*** PROVIDED PASSAGE

"If two of you shall agree"

Since that day when the nations "agreed to disagree" with the warring powers of Central Europe, Christian Scientists, quickly accepting a situation which was virtually forced upon them by the logic of events, have been proving their faith by their works in a field entirely new to them, that is, in the Army and Navy camps, barracks, hospitals, and even prisons. Here they have ministered first to the needs of those who were already relying upon Christian Science in all their affairs, and secondly to all those who were hearing, though sometimes but faintly, the whisperings of Truth. Thus scores of men and women, all agreeing in plan and purpose, were soon at work among the hundreds of thousands of men concentrated for training at the great camps. Here daily was distributed The Christian Science Monitor by thousands, to the great satisfaction of the Army. Here the vest pocket editions of the Bible and "Science and Health with Key to the Scriptures," now so familiar to every Christian Scientist, were given to large numbers of men in the service, and always without cost of them. Here to that multitude of "unprejudiced minds" mentioned by our Leader on page 570 of Science and Health, which largely made up our fighting forces, was extended that aid and comfort which constitutes Welfare and Relief work; and here, too, was performed the task of removing veritable mountains of misunderstanding, bias, and incorrect thinking about Christian Science from the minds of many of those who had been given a false concept of this religion. Here hundreds were taught to study Christian Science, to work out their own problems by metaphysical means, to know how and why to depend on God, divine, omnipotent good, under all the circumstances of war. Here also they were instructed how to hold group readings of the Lesson-Sermon, in order that whenever two or three were gathered together they might have this encouragement. In these and other ways the Christ healing was made available to all.

******

== REQUIRED WORK ==
Copy out the entire passage above on Christian Scientists' work in the Army and Navy camps, word for word from its title to its final sentence.

*** PROVIDED RECORDS

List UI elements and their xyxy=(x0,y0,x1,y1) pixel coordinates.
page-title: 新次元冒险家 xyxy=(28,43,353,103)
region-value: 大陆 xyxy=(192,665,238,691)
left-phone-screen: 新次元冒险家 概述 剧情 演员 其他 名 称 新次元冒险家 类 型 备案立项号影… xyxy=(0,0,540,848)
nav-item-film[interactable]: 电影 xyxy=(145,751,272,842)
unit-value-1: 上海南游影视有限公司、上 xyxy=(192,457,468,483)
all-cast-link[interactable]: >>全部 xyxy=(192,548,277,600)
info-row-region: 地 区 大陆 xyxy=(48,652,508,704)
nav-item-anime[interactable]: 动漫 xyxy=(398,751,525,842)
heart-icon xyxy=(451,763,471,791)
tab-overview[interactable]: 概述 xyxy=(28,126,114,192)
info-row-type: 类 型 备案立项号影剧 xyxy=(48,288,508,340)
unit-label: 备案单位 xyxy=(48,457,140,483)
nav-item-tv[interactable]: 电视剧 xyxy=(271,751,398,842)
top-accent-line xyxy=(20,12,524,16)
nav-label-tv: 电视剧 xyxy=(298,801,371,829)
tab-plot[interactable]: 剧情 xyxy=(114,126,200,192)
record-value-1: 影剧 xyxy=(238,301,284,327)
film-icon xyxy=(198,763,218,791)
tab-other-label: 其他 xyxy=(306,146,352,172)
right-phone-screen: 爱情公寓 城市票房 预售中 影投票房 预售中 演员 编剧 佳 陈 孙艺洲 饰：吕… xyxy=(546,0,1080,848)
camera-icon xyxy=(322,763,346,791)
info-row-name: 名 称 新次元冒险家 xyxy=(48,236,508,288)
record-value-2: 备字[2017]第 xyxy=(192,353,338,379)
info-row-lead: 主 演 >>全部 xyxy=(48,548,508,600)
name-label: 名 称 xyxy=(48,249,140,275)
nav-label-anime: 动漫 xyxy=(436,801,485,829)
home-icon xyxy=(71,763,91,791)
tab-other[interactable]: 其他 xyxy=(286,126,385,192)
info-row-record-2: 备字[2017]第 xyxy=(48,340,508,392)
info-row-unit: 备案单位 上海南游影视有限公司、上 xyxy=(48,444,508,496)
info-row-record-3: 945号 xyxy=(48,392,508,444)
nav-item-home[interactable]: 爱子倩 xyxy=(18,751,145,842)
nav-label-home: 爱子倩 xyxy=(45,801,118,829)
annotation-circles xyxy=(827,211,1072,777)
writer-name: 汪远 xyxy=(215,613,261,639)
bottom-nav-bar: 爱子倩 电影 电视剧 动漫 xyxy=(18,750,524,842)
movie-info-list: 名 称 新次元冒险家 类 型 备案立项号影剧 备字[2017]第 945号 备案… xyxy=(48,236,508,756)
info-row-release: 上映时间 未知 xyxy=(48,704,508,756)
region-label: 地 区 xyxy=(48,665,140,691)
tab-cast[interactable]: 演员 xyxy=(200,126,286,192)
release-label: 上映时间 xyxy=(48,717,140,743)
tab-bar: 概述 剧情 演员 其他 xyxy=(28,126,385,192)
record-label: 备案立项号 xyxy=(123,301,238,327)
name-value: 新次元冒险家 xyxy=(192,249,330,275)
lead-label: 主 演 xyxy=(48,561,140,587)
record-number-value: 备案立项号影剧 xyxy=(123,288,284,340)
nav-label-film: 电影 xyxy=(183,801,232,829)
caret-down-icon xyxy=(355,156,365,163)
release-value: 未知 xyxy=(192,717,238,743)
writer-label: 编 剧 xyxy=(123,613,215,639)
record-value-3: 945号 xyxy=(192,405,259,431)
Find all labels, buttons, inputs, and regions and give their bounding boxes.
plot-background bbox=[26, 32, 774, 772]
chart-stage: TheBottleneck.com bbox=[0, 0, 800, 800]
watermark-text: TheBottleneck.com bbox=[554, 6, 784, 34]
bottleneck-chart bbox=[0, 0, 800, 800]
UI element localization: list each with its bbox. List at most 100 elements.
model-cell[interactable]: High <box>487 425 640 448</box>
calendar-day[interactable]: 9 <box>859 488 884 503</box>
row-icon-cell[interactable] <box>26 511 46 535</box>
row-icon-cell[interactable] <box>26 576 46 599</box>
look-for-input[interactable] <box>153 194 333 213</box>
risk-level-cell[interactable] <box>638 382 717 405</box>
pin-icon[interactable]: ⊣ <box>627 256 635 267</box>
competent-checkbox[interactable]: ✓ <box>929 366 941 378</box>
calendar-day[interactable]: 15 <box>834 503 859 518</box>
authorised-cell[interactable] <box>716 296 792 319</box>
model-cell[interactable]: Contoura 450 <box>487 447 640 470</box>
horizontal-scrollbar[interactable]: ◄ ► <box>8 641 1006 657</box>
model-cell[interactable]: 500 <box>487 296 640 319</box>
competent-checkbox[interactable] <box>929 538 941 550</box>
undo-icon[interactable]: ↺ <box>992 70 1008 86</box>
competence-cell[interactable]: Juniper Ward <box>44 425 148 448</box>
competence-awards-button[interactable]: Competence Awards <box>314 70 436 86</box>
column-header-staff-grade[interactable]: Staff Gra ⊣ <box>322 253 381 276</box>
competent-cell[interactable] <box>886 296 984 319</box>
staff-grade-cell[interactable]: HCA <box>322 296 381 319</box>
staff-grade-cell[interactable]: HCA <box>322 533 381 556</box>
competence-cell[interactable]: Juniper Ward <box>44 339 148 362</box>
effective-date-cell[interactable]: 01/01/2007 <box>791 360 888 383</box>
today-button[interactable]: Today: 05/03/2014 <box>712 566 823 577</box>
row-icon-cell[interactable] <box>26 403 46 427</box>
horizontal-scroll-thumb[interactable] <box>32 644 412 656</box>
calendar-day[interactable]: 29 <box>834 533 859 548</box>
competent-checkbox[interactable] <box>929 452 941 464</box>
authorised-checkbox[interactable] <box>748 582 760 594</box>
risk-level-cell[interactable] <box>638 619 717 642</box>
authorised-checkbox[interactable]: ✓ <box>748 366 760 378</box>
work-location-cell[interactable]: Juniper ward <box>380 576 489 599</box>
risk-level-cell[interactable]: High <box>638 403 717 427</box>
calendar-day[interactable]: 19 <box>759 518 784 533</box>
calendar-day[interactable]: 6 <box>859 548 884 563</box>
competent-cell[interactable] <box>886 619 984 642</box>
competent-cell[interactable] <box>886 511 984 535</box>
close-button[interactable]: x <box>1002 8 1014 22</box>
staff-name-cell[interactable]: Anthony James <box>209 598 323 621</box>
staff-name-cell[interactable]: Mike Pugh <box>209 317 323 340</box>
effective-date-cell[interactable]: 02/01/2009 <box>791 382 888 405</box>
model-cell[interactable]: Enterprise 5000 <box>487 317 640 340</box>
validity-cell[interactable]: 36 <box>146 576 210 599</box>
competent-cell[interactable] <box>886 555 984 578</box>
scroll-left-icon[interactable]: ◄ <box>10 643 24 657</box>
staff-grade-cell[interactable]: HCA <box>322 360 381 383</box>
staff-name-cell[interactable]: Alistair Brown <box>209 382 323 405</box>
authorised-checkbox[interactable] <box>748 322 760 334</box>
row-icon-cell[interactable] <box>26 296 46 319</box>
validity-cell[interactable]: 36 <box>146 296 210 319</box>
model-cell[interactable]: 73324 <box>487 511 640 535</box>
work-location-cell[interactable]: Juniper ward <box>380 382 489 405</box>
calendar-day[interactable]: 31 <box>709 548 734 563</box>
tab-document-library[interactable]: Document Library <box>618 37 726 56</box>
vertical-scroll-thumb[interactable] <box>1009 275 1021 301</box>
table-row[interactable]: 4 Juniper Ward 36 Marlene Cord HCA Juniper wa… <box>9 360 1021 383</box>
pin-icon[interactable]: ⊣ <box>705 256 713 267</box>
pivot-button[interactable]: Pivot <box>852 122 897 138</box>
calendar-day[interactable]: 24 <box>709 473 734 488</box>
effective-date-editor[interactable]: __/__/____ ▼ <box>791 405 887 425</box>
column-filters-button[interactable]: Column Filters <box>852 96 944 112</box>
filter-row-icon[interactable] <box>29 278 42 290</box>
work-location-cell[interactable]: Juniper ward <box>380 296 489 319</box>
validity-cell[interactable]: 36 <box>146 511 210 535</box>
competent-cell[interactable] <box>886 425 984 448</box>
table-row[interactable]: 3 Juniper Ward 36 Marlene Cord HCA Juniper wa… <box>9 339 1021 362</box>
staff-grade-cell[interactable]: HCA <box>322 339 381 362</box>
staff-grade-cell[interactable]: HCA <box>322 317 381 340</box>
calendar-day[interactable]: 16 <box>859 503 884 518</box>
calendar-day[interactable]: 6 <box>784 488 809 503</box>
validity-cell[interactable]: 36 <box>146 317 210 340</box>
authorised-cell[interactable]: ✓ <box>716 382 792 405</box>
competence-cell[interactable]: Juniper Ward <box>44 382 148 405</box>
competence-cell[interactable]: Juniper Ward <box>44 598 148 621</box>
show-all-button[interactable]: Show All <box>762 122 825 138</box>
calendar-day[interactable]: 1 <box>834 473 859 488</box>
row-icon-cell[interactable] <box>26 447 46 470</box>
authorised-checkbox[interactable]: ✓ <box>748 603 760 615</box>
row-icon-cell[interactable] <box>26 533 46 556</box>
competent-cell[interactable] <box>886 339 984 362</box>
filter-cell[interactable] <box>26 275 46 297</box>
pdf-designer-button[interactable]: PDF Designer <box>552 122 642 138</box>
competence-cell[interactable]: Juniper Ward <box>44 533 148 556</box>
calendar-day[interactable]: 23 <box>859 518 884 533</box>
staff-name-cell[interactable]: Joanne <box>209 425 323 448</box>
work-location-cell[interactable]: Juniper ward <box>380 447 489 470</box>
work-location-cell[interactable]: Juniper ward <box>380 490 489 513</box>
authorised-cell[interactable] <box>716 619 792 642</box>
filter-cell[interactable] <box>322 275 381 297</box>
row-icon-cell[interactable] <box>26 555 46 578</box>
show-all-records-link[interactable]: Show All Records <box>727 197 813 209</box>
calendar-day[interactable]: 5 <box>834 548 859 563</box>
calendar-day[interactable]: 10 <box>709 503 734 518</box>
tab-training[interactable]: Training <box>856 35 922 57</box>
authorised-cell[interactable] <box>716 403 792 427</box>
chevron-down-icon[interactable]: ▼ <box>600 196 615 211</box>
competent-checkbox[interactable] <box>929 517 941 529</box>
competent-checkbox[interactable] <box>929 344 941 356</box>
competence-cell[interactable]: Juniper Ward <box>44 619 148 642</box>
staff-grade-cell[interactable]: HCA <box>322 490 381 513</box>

******

== SOLUTION TO THIS EXERCISE ==
"If two of you shall agree"

Since that day when the nations "agreed to disagree" with the warring powers of Central Europe, Christian Scientists, quickly accepting a situation which was virtually forced upon them by the logic of events, have been proving their faith by their works in a field entirely new to them, that is, in the Army and Navy camps, barracks, hospitals, and even prisons. Here they have ministered first to the needs of those who were already relying upon Christian Science in all their affairs, and secondly to all those who were hearing, though sometimes but faintly, the whisperings of Truth. Thus scores of men and women, all agreeing in plan and purpose, were soon at work among the hundreds of thousands of men concentrated for training at the great camps. Here daily was distributed The Christian Science Monitor by thousands, to the great satisfaction of the Army. Here the vest pocket editions of the Bible and "Science and Health with Key to the Scriptures," now so familiar to every Christian Scientist, were given to large numbers of men in the service, and always without cost of them. Here to that multitude of "unprejudiced minds" mentioned by our Leader on page 570 of Science and Health, which largely made up our fighting forces, was extended that aid and comfort which constitutes Welfare and Relief work; and here, too, was performed the task of removing veritable mountains of misunderstanding, bias, and incorrect thinking about Christian Science from the minds of many of those who had been given a false concept of this religion. Here hundreds were taught to study Christian Science, to work out their own problems by metaphysical means, to know how and why to depend on God, divine, omnipotent good, under all the circumstances of war. Here also they were instructed how to hold group readings of the Lesson-Sermon, in order that whenever two or three were gathered together they might have this encouragement. In these and other ways the Christ healing was made available to all.